Request:
Recast the lines of each item as a JSON list of strings, one string per line, leaving out any blank lines.

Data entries
^^^^^^^^^^^^^^^^

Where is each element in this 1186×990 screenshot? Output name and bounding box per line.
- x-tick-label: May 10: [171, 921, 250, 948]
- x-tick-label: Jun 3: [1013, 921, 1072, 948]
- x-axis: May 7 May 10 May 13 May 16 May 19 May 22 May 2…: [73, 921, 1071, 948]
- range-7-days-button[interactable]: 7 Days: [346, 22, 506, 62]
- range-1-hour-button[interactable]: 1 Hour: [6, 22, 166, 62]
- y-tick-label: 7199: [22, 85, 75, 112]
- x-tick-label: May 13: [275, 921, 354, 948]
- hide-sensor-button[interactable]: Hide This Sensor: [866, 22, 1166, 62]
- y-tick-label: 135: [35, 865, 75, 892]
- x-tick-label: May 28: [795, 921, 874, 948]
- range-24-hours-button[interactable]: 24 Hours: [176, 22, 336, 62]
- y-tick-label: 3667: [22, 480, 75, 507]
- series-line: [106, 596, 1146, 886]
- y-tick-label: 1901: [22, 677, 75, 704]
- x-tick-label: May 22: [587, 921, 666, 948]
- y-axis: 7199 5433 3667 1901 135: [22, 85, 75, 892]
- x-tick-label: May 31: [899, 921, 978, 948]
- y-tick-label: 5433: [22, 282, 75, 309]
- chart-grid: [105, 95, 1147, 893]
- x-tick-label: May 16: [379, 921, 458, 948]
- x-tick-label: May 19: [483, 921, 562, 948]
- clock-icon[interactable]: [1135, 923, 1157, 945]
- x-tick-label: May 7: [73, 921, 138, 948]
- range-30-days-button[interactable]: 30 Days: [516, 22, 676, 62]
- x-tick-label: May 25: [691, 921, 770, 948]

^^^^^^^^^^^^^^^^

Solution to this problem:
[
  "Where is each element in this 1186×990 screenshot? Output name and bounding box per line.",
  "- x-tick-label: May 10: [171, 921, 250, 948]",
  "- x-tick-label: Jun 3: [1013, 921, 1072, 948]",
  "- x-axis: May 7 May 10 May 13 May 16 May 19 May 22 May 2…: [73, 921, 1071, 948]",
  "- range-7-days-button[interactable]: 7 Days: [346, 22, 506, 62]",
  "- range-1-hour-button[interactable]: 1 Hour: [6, 22, 166, 62]",
  "- y-tick-label: 7199: [22, 85, 75, 112]",
  "- x-tick-label: May 13: [275, 921, 354, 948]",
  "- hide-sensor-button[interactable]: Hide This Sensor: [866, 22, 1166, 62]",
  "- y-tick-label: 135: [35, 865, 75, 892]",
  "- x-tick-label: May 28: [795, 921, 874, 948]",
  "- range-24-hours-button[interactable]: 24 Hours: [176, 22, 336, 62]",
  "- y-tick-label: 3667: [22, 480, 75, 507]",
  "- series-line: [106, 596, 1146, 886]",
  "- y-tick-label: 1901: [22, 677, 75, 704]",
  "- x-tick-label: May 22: [587, 921, 666, 948]",
  "- y-axis: 7199 5433 3667 1901 135: [22, 85, 75, 892]",
  "- x-tick-label: May 31: [899, 921, 978, 948]",
  "- y-tick-label: 5433: [22, 282, 75, 309]",
  "- chart-grid: [105, 95, 1147, 893]",
  "- x-tick-label: May 16: [379, 921, 458, 948]",
  "- x-tick-label: May 19: [483, 921, 562, 948]",
  "- clock-icon[interactable]: [1135, 923, 1157, 945]",
  "- x-tick-label: May 7: [73, 921, 138, 948]",
  "- range-30-days-button[interactable]: 30 Days: [516, 22, 676, 62]",
  "- x-tick-label: May 25: [691, 921, 770, 948]"
]